Short problem: Can you transcribe the data exactly? Leave the pictures out.

Records to process:

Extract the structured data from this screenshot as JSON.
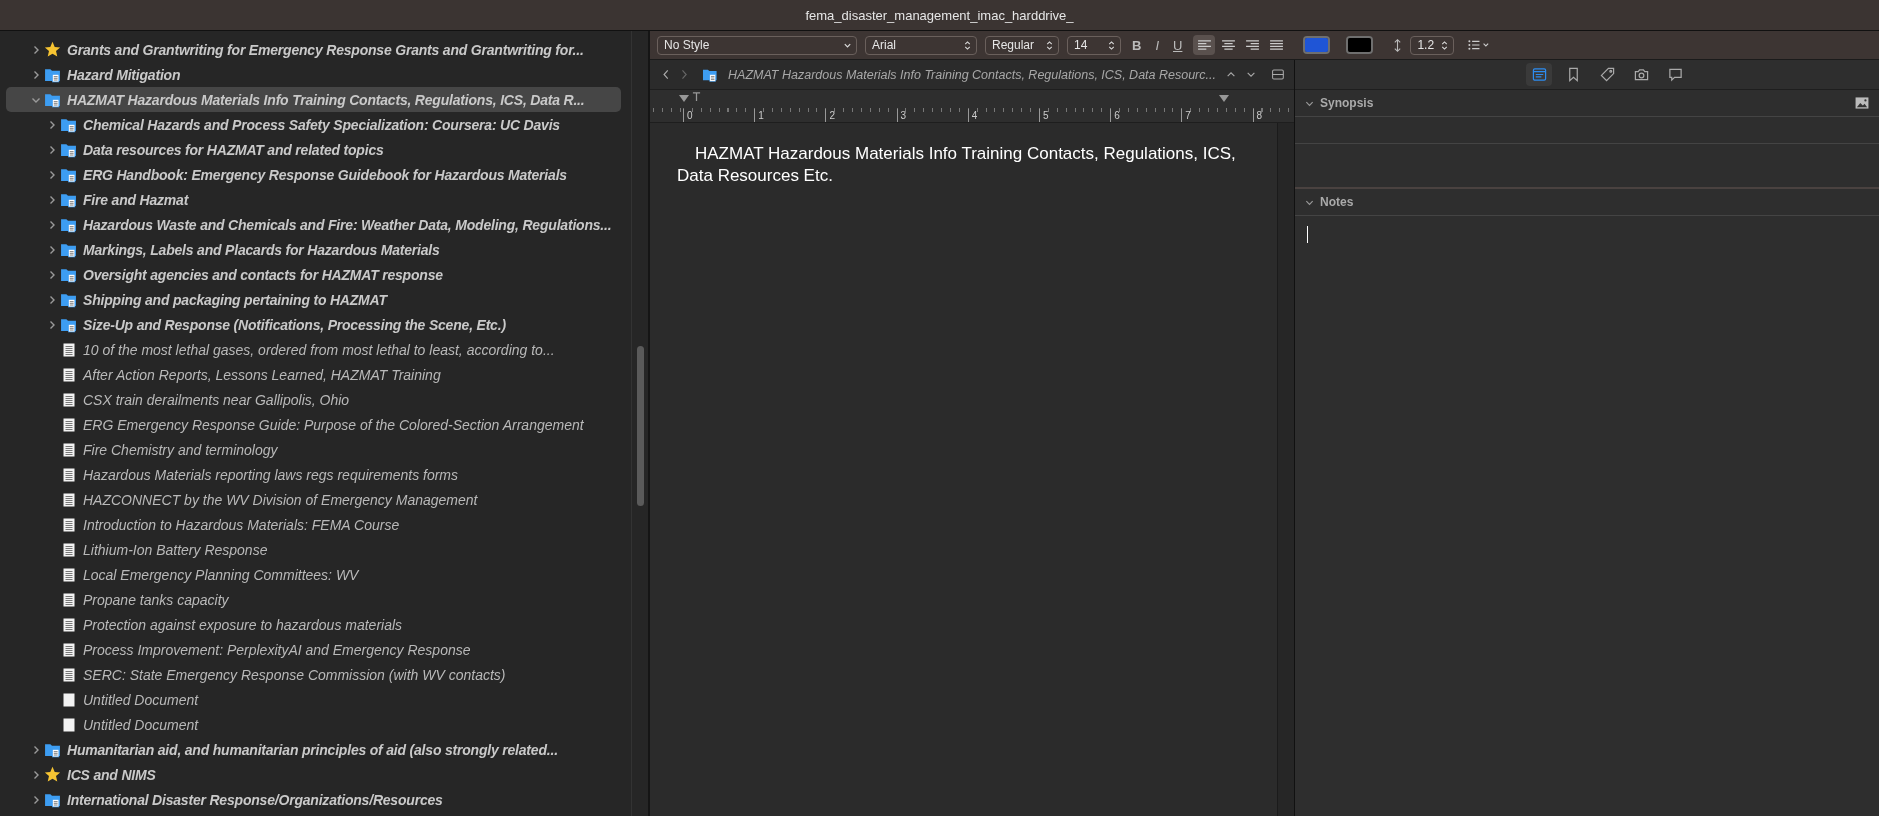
{
  "window": {
    "title": "fema_disaster_management_imac_harddrive_"
  },
  "binder": [
    {
      "kind": "star",
      "label": "Grants and Grantwriting for Emergency Response Grants and Grantwriting for...",
      "expanded": false,
      "selected": false
    },
    {
      "kind": "folder",
      "label": "Hazard Mitigation",
      "expanded": false,
      "selected": false
    },
    {
      "kind": "folder",
      "label": "HAZMAT Hazardous Materials Info Training Contacts, Regulations, ICS, Data R...",
      "expanded": true,
      "selected": true,
      "children": [
        {
          "kind": "folder",
          "label": "Chemical Hazards and Process Safety Specialization: Coursera: UC Davis",
          "expanded": false,
          "selected": false
        },
        {
          "kind": "folder",
          "label": "Data resources for HAZMAT and related topics",
          "expanded": false,
          "selected": false
        },
        {
          "kind": "folder",
          "label": "ERG Handbook: Emergency Response Guidebook for Hazardous Materials",
          "expanded": false,
          "selected": false
        },
        {
          "kind": "folder",
          "label": "Fire and Hazmat",
          "expanded": false,
          "selected": false
        },
        {
          "kind": "folder",
          "label": "Hazardous Waste and Chemicals and Fire: Weather Data, Modeling, Regulations...",
          "expanded": false,
          "selected": false
        },
        {
          "kind": "folder",
          "label": "Markings, Labels and Placards for Hazardous Materials",
          "expanded": false,
          "selected": false
        },
        {
          "kind": "folder",
          "label": "Oversight agencies and contacts for HAZMAT response",
          "expanded": false,
          "selected": false
        },
        {
          "kind": "folder",
          "label": "Shipping and packaging pertaining to HAZMAT",
          "expanded": false,
          "selected": false
        },
        {
          "kind": "folder",
          "label": "Size-Up and Response (Notifications, Processing the Scene, Etc.)",
          "expanded": false,
          "selected": false
        },
        {
          "kind": "doc",
          "label": "10 of the most lethal gases, ordered from most lethal to least, according to...",
          "selected": false
        },
        {
          "kind": "doc",
          "label": "After Action Reports, Lessons Learned, HAZMAT Training",
          "selected": false
        },
        {
          "kind": "doc",
          "label": "CSX train derailments near Gallipolis, Ohio",
          "selected": false
        },
        {
          "kind": "doc",
          "label": "ERG Emergency Response Guide: Purpose of the Colored-Section Arrangement",
          "selected": false
        },
        {
          "kind": "doc",
          "label": "Fire Chemistry and terminology",
          "selected": false
        },
        {
          "kind": "doc",
          "label": "Hazardous Materials reporting laws regs requirements forms",
          "selected": false
        },
        {
          "kind": "doc",
          "label": "HAZCONNECT by the WV Division of Emergency Management",
          "selected": false
        },
        {
          "kind": "doc",
          "label": "Introduction to Hazardous Materials: FEMA Course",
          "selected": false
        },
        {
          "kind": "doc",
          "label": "Lithium-Ion Battery Response",
          "selected": false
        },
        {
          "kind": "doc",
          "label": "Local Emergency Planning Committees: WV",
          "selected": false
        },
        {
          "kind": "doc",
          "label": "Propane tanks capacity",
          "selected": false
        },
        {
          "kind": "doc",
          "label": "Protection against exposure to hazardous materials",
          "selected": false
        },
        {
          "kind": "doc",
          "label": "Process Improvement: PerplexityAI and Emergency Response",
          "selected": false
        },
        {
          "kind": "doc",
          "label": "SERC: State Emergency Response Commission (with WV contacts)",
          "selected": false
        },
        {
          "kind": "blank",
          "label": "Untitled Document",
          "selected": false
        },
        {
          "kind": "blank",
          "label": "Untitled Document",
          "selected": false
        }
      ]
    },
    {
      "kind": "folder",
      "label": "Humanitarian aid, and humanitarian principles of aid (also strongly related...",
      "expanded": false,
      "selected": false
    },
    {
      "kind": "star",
      "label": "ICS and NIMS",
      "expanded": false,
      "selected": false
    },
    {
      "kind": "folder",
      "label": "International Disaster Response/Organizations/Resources",
      "expanded": false,
      "selected": false
    }
  ],
  "format_bar": {
    "style": "No Style",
    "font": "Arial",
    "weight": "Regular",
    "size": "14",
    "styles": [
      {
        "kind": "bold",
        "label": "B"
      },
      {
        "kind": "italic",
        "label": "I"
      },
      {
        "kind": "underline",
        "label": "U"
      }
    ],
    "alignments": [
      {
        "kind": "left",
        "selected": true
      },
      {
        "kind": "center",
        "selected": false
      },
      {
        "kind": "right",
        "selected": false
      },
      {
        "kind": "justify",
        "selected": false
      }
    ],
    "swatches": [
      {
        "color": "#1f55d6"
      },
      {
        "color": "#000000"
      }
    ],
    "line_spacing": "1.2"
  },
  "editor": {
    "header_title": "HAZMAT Hazardous Materials Info Training Contacts, Regulations, ICS, Data Resourc...",
    "ruler": [
      "0",
      "1",
      "2",
      "3",
      "4",
      "5",
      "6",
      "7",
      "8"
    ],
    "text": "HAZMAT Hazardous Materials Info Training Contacts, Regulations, ICS, Data Resources Etc."
  },
  "inspector": {
    "tabs": [
      {
        "kind": "notes",
        "selected": true
      },
      {
        "kind": "bookmarks",
        "selected": false
      },
      {
        "kind": "tags",
        "selected": false
      },
      {
        "kind": "snapshots",
        "selected": false
      },
      {
        "kind": "comments",
        "selected": false
      }
    ],
    "sections": [
      {
        "kind": "synopsis",
        "title": "Synopsis",
        "expanded": true
      },
      {
        "kind": "notes",
        "title": "Notes",
        "expanded": true
      }
    ]
  }
}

Problem solution:
Extract the structured data from this screenshot as JSON.
{
  "window": {
    "title": "fema_disaster_management_imac_harddrive_"
  },
  "binder": [
    {
      "kind": "star",
      "label": "Grants and Grantwriting for Emergency Response Grants and Grantwriting for...",
      "expanded": false,
      "selected": false
    },
    {
      "kind": "folder",
      "label": "Hazard Mitigation",
      "expanded": false,
      "selected": false
    },
    {
      "kind": "folder",
      "label": "HAZMAT Hazardous Materials Info Training Contacts, Regulations, ICS, Data R...",
      "expanded": true,
      "selected": true,
      "children": [
        {
          "kind": "folder",
          "label": "Chemical Hazards and Process Safety Specialization: Coursera: UC Davis",
          "expanded": false,
          "selected": false
        },
        {
          "kind": "folder",
          "label": "Data resources for HAZMAT and related topics",
          "expanded": false,
          "selected": false
        },
        {
          "kind": "folder",
          "label": "ERG Handbook: Emergency Response Guidebook for Hazardous Materials",
          "expanded": false,
          "selected": false
        },
        {
          "kind": "folder",
          "label": "Fire and Hazmat",
          "expanded": false,
          "selected": false
        },
        {
          "kind": "folder",
          "label": "Hazardous Waste and Chemicals and Fire: Weather Data, Modeling, Regulations...",
          "expanded": false,
          "selected": false
        },
        {
          "kind": "folder",
          "label": "Markings, Labels and Placards for Hazardous Materials",
          "expanded": false,
          "selected": false
        },
        {
          "kind": "folder",
          "label": "Oversight agencies and contacts for HAZMAT response",
          "expanded": false,
          "selected": false
        },
        {
          "kind": "folder",
          "label": "Shipping and packaging pertaining to HAZMAT",
          "expanded": false,
          "selected": false
        },
        {
          "kind": "folder",
          "label": "Size-Up and Response (Notifications, Processing the Scene, Etc.)",
          "expanded": false,
          "selected": false
        },
        {
          "kind": "doc",
          "label": "10 of the most lethal gases, ordered from most lethal to least, according to...",
          "selected": false
        },
        {
          "kind": "doc",
          "label": "After Action Reports, Lessons Learned, HAZMAT Training",
          "selected": false
        },
        {
          "kind": "doc",
          "label": "CSX train derailments near Gallipolis, Ohio",
          "selected": false
        },
        {
          "kind": "doc",
          "label": "ERG Emergency Response Guide: Purpose of the Colored-Section Arrangement",
          "selected": false
        },
        {
          "kind": "doc",
          "label": "Fire Chemistry and terminology",
          "selected": false
        },
        {
          "kind": "doc",
          "label": "Hazardous Materials reporting laws regs requirements forms",
          "selected": false
        },
        {
          "kind": "doc",
          "label": "HAZCONNECT by the WV Division of Emergency Management",
          "selected": false
        },
        {
          "kind": "doc",
          "label": "Introduction to Hazardous Materials: FEMA Course",
          "selected": false
        },
        {
          "kind": "doc",
          "label": "Lithium-Ion Battery Response",
          "selected": false
        },
        {
          "kind": "doc",
          "label": "Local Emergency Planning Committees: WV",
          "selected": false
        },
        {
          "kind": "doc",
          "label": "Propane tanks capacity",
          "selected": false
        },
        {
          "kind": "doc",
          "label": "Protection against exposure to hazardous materials",
          "selected": false
        },
        {
          "kind": "doc",
          "label": "Process Improvement: PerplexityAI and Emergency Response",
          "selected": false
        },
        {
          "kind": "doc",
          "label": "SERC: State Emergency Response Commission (with WV contacts)",
          "selected": false
        },
        {
          "kind": "blank",
          "label": "Untitled Document",
          "selected": false
        },
        {
          "kind": "blank",
          "label": "Untitled Document",
          "selected": false
        }
      ]
    },
    {
      "kind": "folder",
      "label": "Humanitarian aid, and humanitarian principles of aid (also strongly related...",
      "expanded": false,
      "selected": false
    },
    {
      "kind": "star",
      "label": "ICS and NIMS",
      "expanded": false,
      "selected": false
    },
    {
      "kind": "folder",
      "label": "International Disaster Response/Organizations/Resources",
      "expanded": false,
      "selected": false
    }
  ],
  "format_bar": {
    "style": "No Style",
    "font": "Arial",
    "weight": "Regular",
    "size": "14",
    "styles": [
      {
        "kind": "bold",
        "label": "B"
      },
      {
        "kind": "italic",
        "label": "I"
      },
      {
        "kind": "underline",
        "label": "U"
      }
    ],
    "alignments": [
      {
        "kind": "left",
        "selected": true
      },
      {
        "kind": "center",
        "selected": false
      },
      {
        "kind": "right",
        "selected": false
      },
      {
        "kind": "justify",
        "selected": false
      }
    ],
    "swatches": [
      {
        "color": "#1f55d6"
      },
      {
        "color": "#000000"
      }
    ],
    "line_spacing": "1.2"
  },
  "editor": {
    "header_title": "HAZMAT Hazardous Materials Info Training Contacts, Regulations, ICS, Data Resourc...",
    "ruler": [
      "0",
      "1",
      "2",
      "3",
      "4",
      "5",
      "6",
      "7",
      "8"
    ],
    "text": "HAZMAT Hazardous Materials Info Training Contacts, Regulations, ICS, Data Resources Etc."
  },
  "inspector": {
    "tabs": [
      {
        "kind": "notes",
        "selected": true
      },
      {
        "kind": "bookmarks",
        "selected": false
      },
      {
        "kind": "tags",
        "selected": false
      },
      {
        "kind": "snapshots",
        "selected": false
      },
      {
        "kind": "comments",
        "selected": false
      }
    ],
    "sections": [
      {
        "kind": "synopsis",
        "title": "Synopsis",
        "expanded": true
      },
      {
        "kind": "notes",
        "title": "Notes",
        "expanded": true
      }
    ]
  }
}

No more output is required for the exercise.